Set the listing down unchanged, minus every embedded image.

Begin

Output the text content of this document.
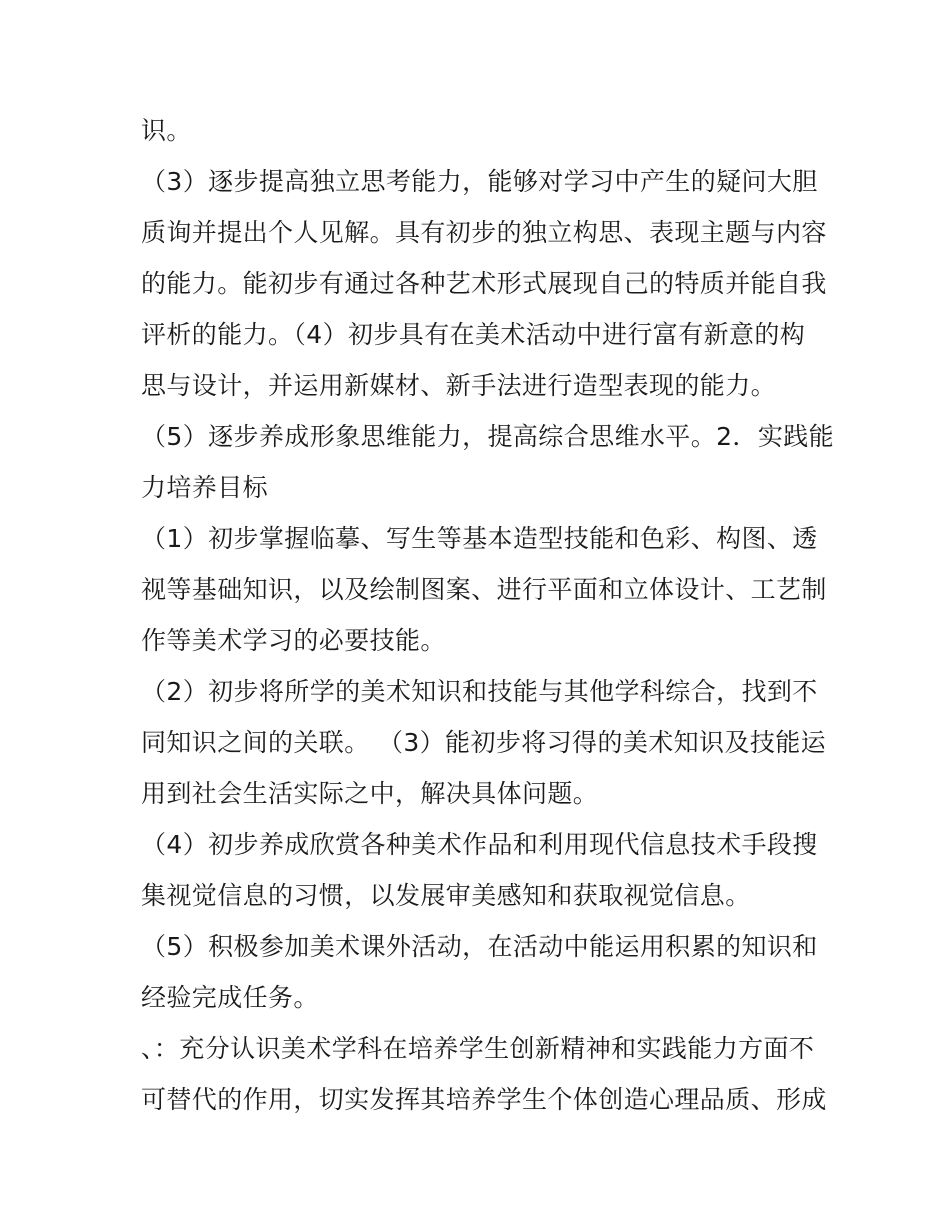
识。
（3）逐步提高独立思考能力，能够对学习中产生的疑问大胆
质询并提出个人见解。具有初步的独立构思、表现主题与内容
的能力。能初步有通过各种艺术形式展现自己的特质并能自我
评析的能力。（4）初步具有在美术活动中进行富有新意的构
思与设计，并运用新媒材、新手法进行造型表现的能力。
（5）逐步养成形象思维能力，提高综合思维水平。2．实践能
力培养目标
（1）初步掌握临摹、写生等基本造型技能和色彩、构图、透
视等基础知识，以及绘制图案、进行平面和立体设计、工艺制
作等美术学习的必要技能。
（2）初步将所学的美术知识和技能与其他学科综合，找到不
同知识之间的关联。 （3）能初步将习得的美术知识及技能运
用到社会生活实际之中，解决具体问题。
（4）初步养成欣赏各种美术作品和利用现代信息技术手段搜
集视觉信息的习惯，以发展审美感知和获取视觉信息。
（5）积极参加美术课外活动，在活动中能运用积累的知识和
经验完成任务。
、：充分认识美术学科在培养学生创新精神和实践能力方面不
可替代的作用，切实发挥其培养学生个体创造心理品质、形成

End

● **TASK OUTPUT**
Output the text content of this document.
识。
（3）逐步提高独立思考能力，能够对学习中产生的疑问大胆
质询并提出个人见解。具有初步的独立构思、表现主题与内容
的能力。能初步有通过各种艺术形式展现自己的特质并能自我
评析的能力。（4）初步具有在美术活动中进行富有新意的构
思与设计，并运用新媒材、新手法进行造型表现的能力。
（5）逐步养成形象思维能力，提高综合思维水平。2．实践能
力培养目标
（1）初步掌握临摹、写生等基本造型技能和色彩、构图、透
视等基础知识，以及绘制图案、进行平面和立体设计、工艺制
作等美术学习的必要技能。
（2）初步将所学的美术知识和技能与其他学科综合，找到不
同知识之间的关联。 （3）能初步将习得的美术知识及技能运
用到社会生活实际之中，解决具体问题。
（4）初步养成欣赏各种美术作品和利用现代信息技术手段搜
集视觉信息的习惯，以发展审美感知和获取视觉信息。
（5）积极参加美术课外活动，在活动中能运用积累的知识和
经验完成任务。
、：充分认识美术学科在培养学生创新精神和实践能力方面不
可替代的作用，切实发挥其培养学生个体创造心理品质、形成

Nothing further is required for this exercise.